PROVIDED ENTRIES:

******

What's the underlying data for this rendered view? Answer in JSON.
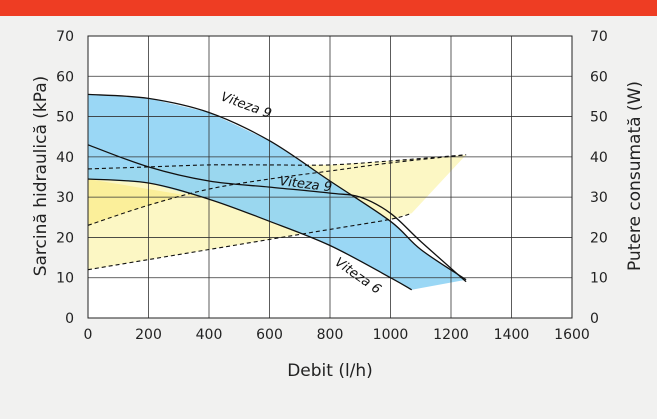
{
  "chart_data": {
    "type": "line",
    "xlabel": "Debit (l/h)",
    "ylabel_left": "Sarcină hidraulică (kPa)",
    "ylabel_right": "Putere consumată (W)",
    "xlim": [
      0,
      1600
    ],
    "ylim_left": [
      0,
      70
    ],
    "ylim_right": [
      0,
      70
    ],
    "x_ticks": [
      "0",
      "200",
      "400",
      "600",
      "800",
      "1000",
      "1200",
      "1400",
      "1600"
    ],
    "y_ticks_left": [
      "0",
      "10",
      "20",
      "30",
      "40",
      "50",
      "60",
      "70"
    ],
    "y_ticks_right": [
      "0",
      "10",
      "20",
      "30",
      "40",
      "50",
      "60",
      "70"
    ],
    "grid": true,
    "colors": {
      "head_band": "#8fd3f4",
      "power_band": "#fcf7c4",
      "line": "#111111",
      "top_bar": "#ee3d23",
      "background": "#f1f1f0"
    },
    "head_curves": [
      {
        "label": "Viteza 9",
        "x": [
          0,
          200,
          400,
          600,
          800,
          1000,
          1100,
          1250
        ],
        "y": [
          55.5,
          54.5,
          51,
          44,
          34,
          24,
          17,
          9.5
        ]
      },
      {
        "label": "Viteza 9",
        "x": [
          0,
          200,
          400,
          600,
          800,
          900,
          1000,
          1100,
          1250
        ],
        "y": [
          43,
          37.5,
          34,
          32.5,
          31,
          30,
          26,
          19,
          9
        ]
      },
      {
        "label": "Viteza 6",
        "x": [
          0,
          200,
          400,
          600,
          800,
          1000,
          1070
        ],
        "y": [
          34.5,
          33.5,
          29.5,
          24,
          18,
          10,
          7
        ]
      }
    ],
    "power_curves": [
      {
        "x": [
          0,
          200,
          400,
          600,
          800,
          1000,
          1250
        ],
        "y": [
          37,
          37.5,
          38,
          38,
          38,
          39,
          40.5
        ]
      },
      {
        "x": [
          0,
          200,
          400,
          600,
          800,
          1000,
          1250
        ],
        "y": [
          23,
          28,
          32,
          34.5,
          36.5,
          38.5,
          40.5
        ]
      },
      {
        "x": [
          0,
          200,
          400,
          600,
          800,
          1000,
          1070
        ],
        "y": [
          12,
          14.5,
          17,
          19.5,
          22,
          24.5,
          26
        ]
      }
    ]
  }
}
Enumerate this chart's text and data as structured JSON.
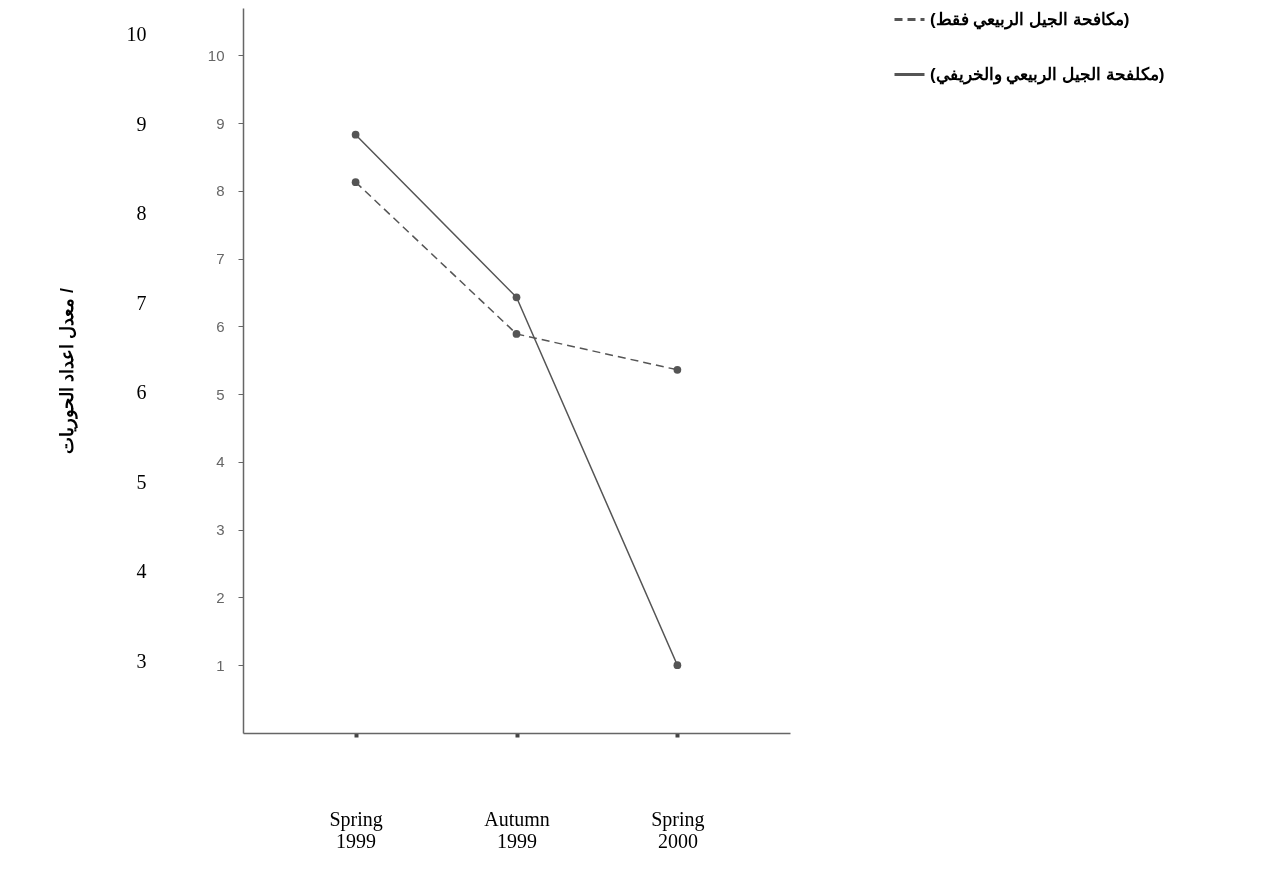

******

YOUR INSTRUCTIONS:
Write out the entries again, exactly as given, skipping any images.

SOLUTION FOR THIS TASK:
What's the underlying data for this rendered view? Answer in JSON.
{
  "chart_data": {
    "type": "line",
    "xlabel": "Debit (l/h)",
    "ylabel_left": "Sarcină hidraulică (kPa)",
    "ylabel_right": "Putere consumată (W)",
    "xlim": [
      0,
      1600
    ],
    "ylim_left": [
      0,
      70
    ],
    "ylim_right": [
      0,
      70
    ],
    "x_ticks": [
      "0",
      "200",
      "400",
      "600",
      "800",
      "1000",
      "1200",
      "1400",
      "1600"
    ],
    "y_ticks_left": [
      "0",
      "10",
      "20",
      "30",
      "40",
      "50",
      "60",
      "70"
    ],
    "y_ticks_right": [
      "0",
      "10",
      "20",
      "30",
      "40",
      "50",
      "60",
      "70"
    ],
    "grid": true,
    "colors": {
      "head_band": "#8fd3f4",
      "power_band": "#fcf7c4",
      "line": "#111111",
      "top_bar": "#ee3d23",
      "background": "#f1f1f0"
    },
    "head_curves": [
      {
        "label": "Viteza 9",
        "x": [
          0,
          200,
          400,
          600,
          800,
          1000,
          1100,
          1250
        ],
        "y": [
          55.5,
          54.5,
          51,
          44,
          34,
          24,
          17,
          9.5
        ]
      },
      {
        "label": "Viteza 9",
        "x": [
          0,
          200,
          400,
          600,
          800,
          900,
          1000,
          1100,
          1250
        ],
        "y": [
          43,
          37.5,
          34,
          32.5,
          31,
          30,
          26,
          19,
          9
        ]
      },
      {
        "label": "Viteza 6",
        "x": [
          0,
          200,
          400,
          600,
          800,
          1000,
          1070
        ],
        "y": [
          34.5,
          33.5,
          29.5,
          24,
          18,
          10,
          7
        ]
      }
    ],
    "power_curves": [
      {
        "x": [
          0,
          200,
          400,
          600,
          800,
          1000,
          1250
        ],
        "y": [
          37,
          37.5,
          38,
          38,
          38,
          39,
          40.5
        ]
      },
      {
        "x": [
          0,
          200,
          400,
          600,
          800,
          1000,
          1250
        ],
        "y": [
          23,
          28,
          32,
          34.5,
          36.5,
          38.5,
          40.5
        ]
      },
      {
        "x": [
          0,
          200,
          400,
          600,
          800,
          1000,
          1070
        ],
        "y": [
          12,
          14.5,
          17,
          19.5,
          22,
          24.5,
          26
        ]
      }
    ]
  }
}
Enumerate this chart's text and data as structured JSON.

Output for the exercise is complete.